**Problem to solve**:
Transcribe the listing verbatim. Do not carry over any pictures.

**Data shown**:
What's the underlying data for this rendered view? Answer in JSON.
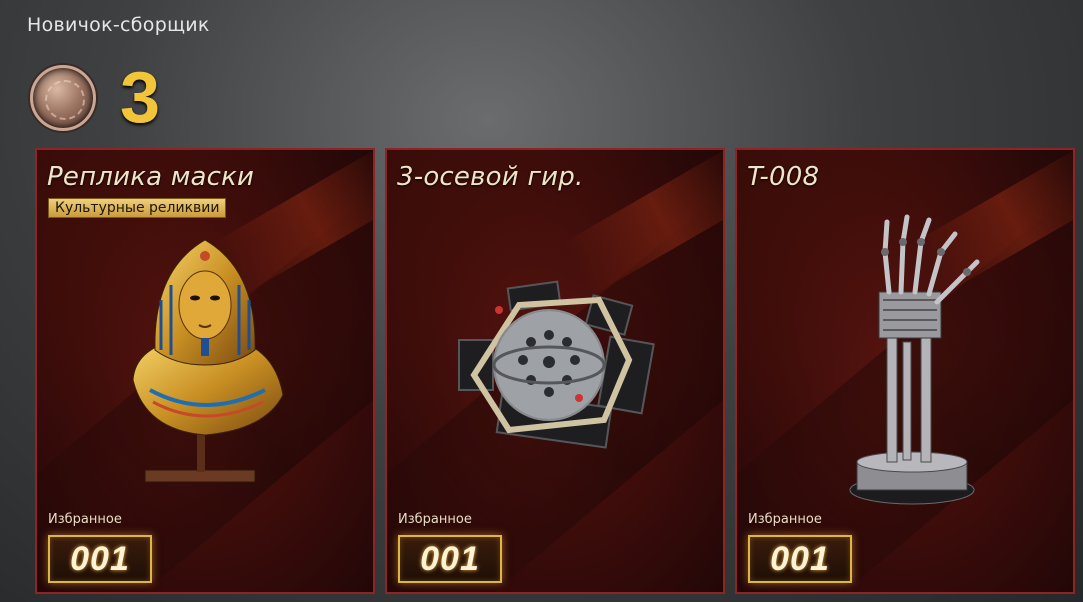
{
  "header": {
    "title": "Новичок-сборщик",
    "level_value": "3",
    "level_emblem_icon": "collector-rank-emblem-icon"
  },
  "accent_color": "#f2c43a",
  "card_border_color": "#8e2424",
  "cards": [
    {
      "title": "Реплика маски",
      "badge": "Культурные реликвии",
      "art_icon": "pharaoh-mask-bust-icon",
      "fav_label": "Избранное",
      "counter": "001"
    },
    {
      "title": "3-осевой гир.",
      "art_icon": "three-axis-gyroscope-icon",
      "fav_label": "Избранное",
      "counter": "001"
    },
    {
      "title": "T-008",
      "art_icon": "robot-arm-endoskeleton-icon",
      "fav_label": "Избранное",
      "counter": "001"
    }
  ]
}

**Final result**:
What's the underlying data for this rendered view? Answer in JSON.
{
  "header": {
    "title": "Новичок-сборщик",
    "level_value": "3",
    "level_emblem_icon": "collector-rank-emblem-icon"
  },
  "accent_color": "#f2c43a",
  "card_border_color": "#8e2424",
  "cards": [
    {
      "title": "Реплика маски",
      "badge": "Культурные реликвии",
      "art_icon": "pharaoh-mask-bust-icon",
      "fav_label": "Избранное",
      "counter": "001"
    },
    {
      "title": "3-осевой гир.",
      "art_icon": "three-axis-gyroscope-icon",
      "fav_label": "Избранное",
      "counter": "001"
    },
    {
      "title": "T-008",
      "art_icon": "robot-arm-endoskeleton-icon",
      "fav_label": "Избранное",
      "counter": "001"
    }
  ]
}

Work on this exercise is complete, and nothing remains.